■ TO BE DONE ■
Search the data for the word "JSON". Reproduce every line where it is found.

■ MATERIAL PROVIDED ■
• • •
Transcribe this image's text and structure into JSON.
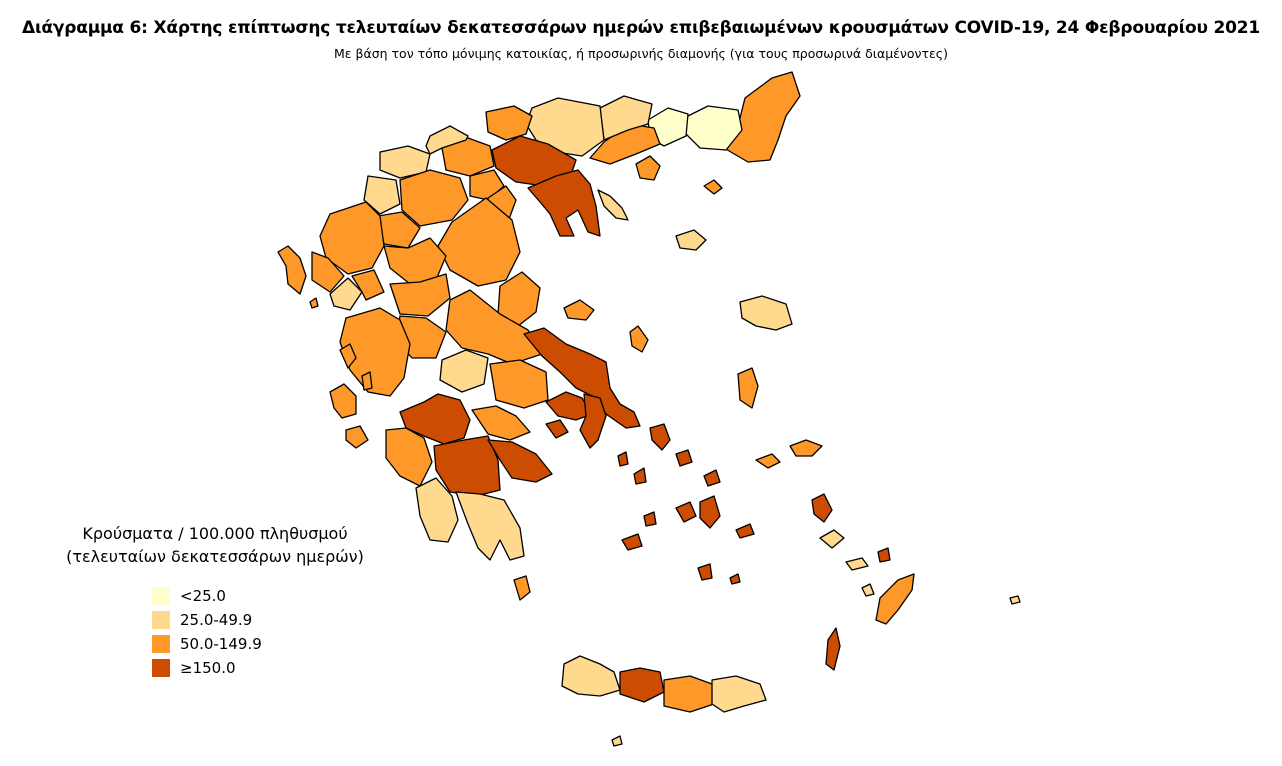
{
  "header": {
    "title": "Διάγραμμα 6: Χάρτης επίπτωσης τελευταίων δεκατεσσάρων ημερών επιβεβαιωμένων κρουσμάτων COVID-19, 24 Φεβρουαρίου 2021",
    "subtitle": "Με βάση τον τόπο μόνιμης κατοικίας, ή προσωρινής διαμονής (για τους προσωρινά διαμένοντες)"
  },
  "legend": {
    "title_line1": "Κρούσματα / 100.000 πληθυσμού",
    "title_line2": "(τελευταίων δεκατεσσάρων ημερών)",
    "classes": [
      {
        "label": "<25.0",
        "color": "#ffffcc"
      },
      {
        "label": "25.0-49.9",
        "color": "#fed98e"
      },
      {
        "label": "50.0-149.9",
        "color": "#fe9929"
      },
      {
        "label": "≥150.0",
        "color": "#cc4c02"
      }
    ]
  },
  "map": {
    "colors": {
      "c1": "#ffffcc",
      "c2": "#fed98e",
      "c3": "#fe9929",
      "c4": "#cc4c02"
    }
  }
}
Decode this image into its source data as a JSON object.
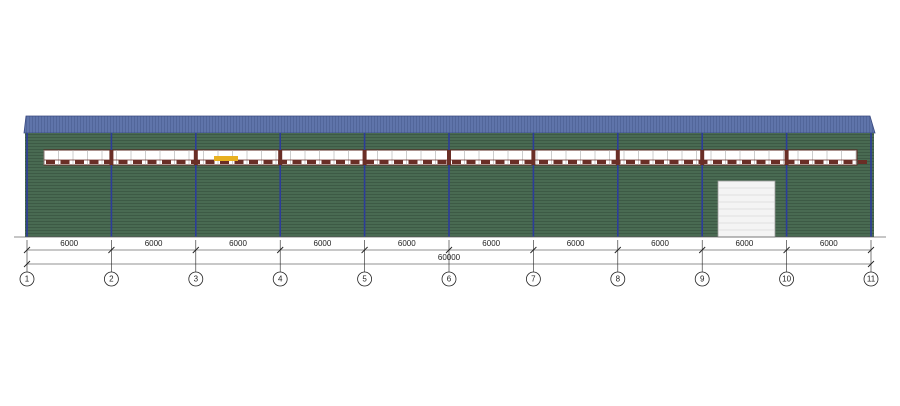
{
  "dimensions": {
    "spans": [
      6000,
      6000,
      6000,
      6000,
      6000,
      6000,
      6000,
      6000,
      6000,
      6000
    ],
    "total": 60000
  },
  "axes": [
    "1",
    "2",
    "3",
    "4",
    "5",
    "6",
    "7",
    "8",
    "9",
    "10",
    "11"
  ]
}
• • •
■ EXERCISE ANSWER ■
Transcribe this image's text and structure into JSON.
Decode this image into its source data as a JSON object.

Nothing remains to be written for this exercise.